▶ REQUIRED TASK
Write out the material exactly. Do not include the pictures.

▶ DATASET
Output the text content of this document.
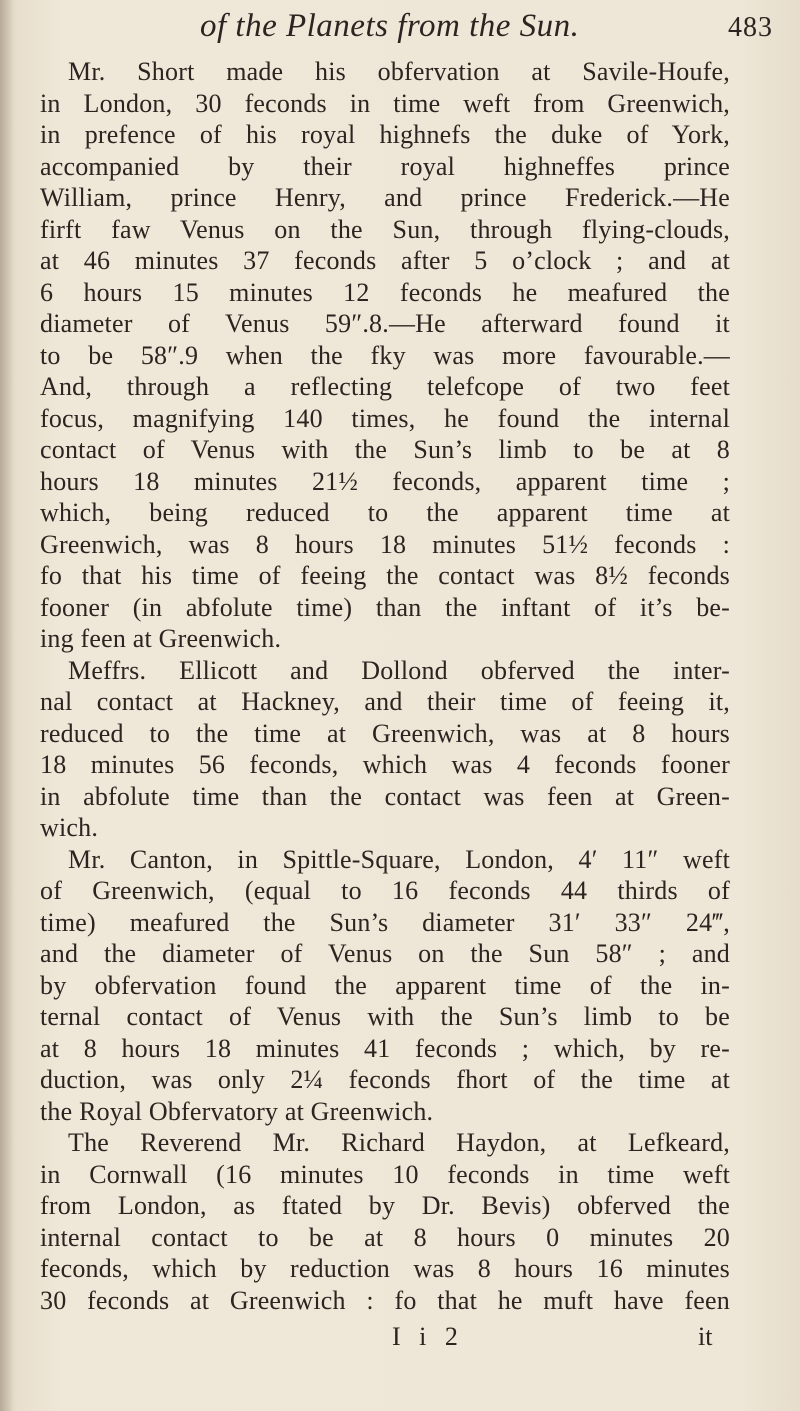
of the Planets from the Sun.	483
Mr. Short made his obfervation at Savile-Houfe,
in London, 30 feconds in time weft from Greenwich,
in prefence of his royal highnefs the duke of York,
accompanied by their royal highneffes prince
William, prince Henry, and prince Frederick.—He
firft faw Venus on the Sun, through flying-clouds,
at 46 minutes 37 feconds after 5 o’clock ; and at
6 hours 15 minutes 12 feconds he meafured the
diameter of Venus 59″.8.—He afterward found it
to be 58″.9 when the fky was more favourable.—
And, through a reflecting telefcope of two feet
focus, magnifying 140 times, he found the internal
contact of Venus with the Sun’s limb to be at 8
hours 18 minutes 21½ feconds, apparent time ;
which, being reduced to the apparent time at
Greenwich, was 8 hours 18 minutes 51½ feconds :
fo that his time of feeing the contact was 8½ feconds
fooner (in abfolute time) than the inftant of it’s be-
ing feen at Greenwich.
Meffrs. Ellicott and Dollond obferved the inter-
nal contact at Hackney, and their time of feeing it,
reduced to the time at Greenwich, was at 8 hours
18 minutes 56 feconds, which was 4 feconds fooner
in abfolute time than the contact was feen at Green-
wich.
Mr. Canton, in Spittle-Square, London, 4′ 11″ weft
of Greenwich, (equal to 16 feconds 44 thirds of
time) meafured the Sun’s diameter 31′ 33″ 24‴,
and the diameter of Venus on the Sun 58″ ; and
by obfervation found the apparent time of the in-
ternal contact of Venus with the Sun’s limb to be
at 8 hours 18 minutes 41 feconds ; which, by re-
duction, was only 2¼ feconds fhort of the time at
the Royal Obfervatory at Greenwich.
The Reverend Mr. Richard Haydon, at Lefkeard,
in Cornwall (16 minutes 10 feconds in time weft
from London, as ftated by Dr. Bevis) obferved the
internal contact to be at 8 hours 0 minutes 20
feconds, which by reduction was 8 hours 16 minutes
30 feconds at Greenwich : fo that he muft have feen
I i 2	it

▶ ANSWER TO THIS TASK
Output the text content of this document.
of the Planets from the Sun.	483
Mr. Short made his obfervation at Savile-Houfe,
in London, 30 feconds in time weft from Greenwich,
in prefence of his royal highnefs the duke of York,
accompanied by their royal highneffes prince
William, prince Henry, and prince Frederick.—He
firft faw Venus on the Sun, through flying-clouds,
at 46 minutes 37 feconds after 5 o’clock ; and at
6 hours 15 minutes 12 feconds he meafured the
diameter of Venus 59″.8.—He afterward found it
to be 58″.9 when the fky was more favourable.—
And, through a reflecting telefcope of two feet
focus, magnifying 140 times, he found the internal
contact of Venus with the Sun’s limb to be at 8
hours 18 minutes 21½ feconds, apparent time ;
which, being reduced to the apparent time at
Greenwich, was 8 hours 18 minutes 51½ feconds :
fo that his time of feeing the contact was 8½ feconds
fooner (in abfolute time) than the inftant of it’s be-
ing feen at Greenwich.
Meffrs. Ellicott and Dollond obferved the inter-
nal contact at Hackney, and their time of feeing it,
reduced to the time at Greenwich, was at 8 hours
18 minutes 56 feconds, which was 4 feconds fooner
in abfolute time than the contact was feen at Green-
wich.
Mr. Canton, in Spittle-Square, London, 4′ 11″ weft
of Greenwich, (equal to 16 feconds 44 thirds of
time) meafured the Sun’s diameter 31′ 33″ 24‴,
and the diameter of Venus on the Sun 58″ ; and
by obfervation found the apparent time of the in-
ternal contact of Venus with the Sun’s limb to be
at 8 hours 18 minutes 41 feconds ; which, by re-
duction, was only 2¼ feconds fhort of the time at
the Royal Obfervatory at Greenwich.
The Reverend Mr. Richard Haydon, at Lefkeard,
in Cornwall (16 minutes 10 feconds in time weft
from London, as ftated by Dr. Bevis) obferved the
internal contact to be at 8 hours 0 minutes 20
feconds, which by reduction was 8 hours 16 minutes
30 feconds at Greenwich : fo that he muft have feen
I i 2	it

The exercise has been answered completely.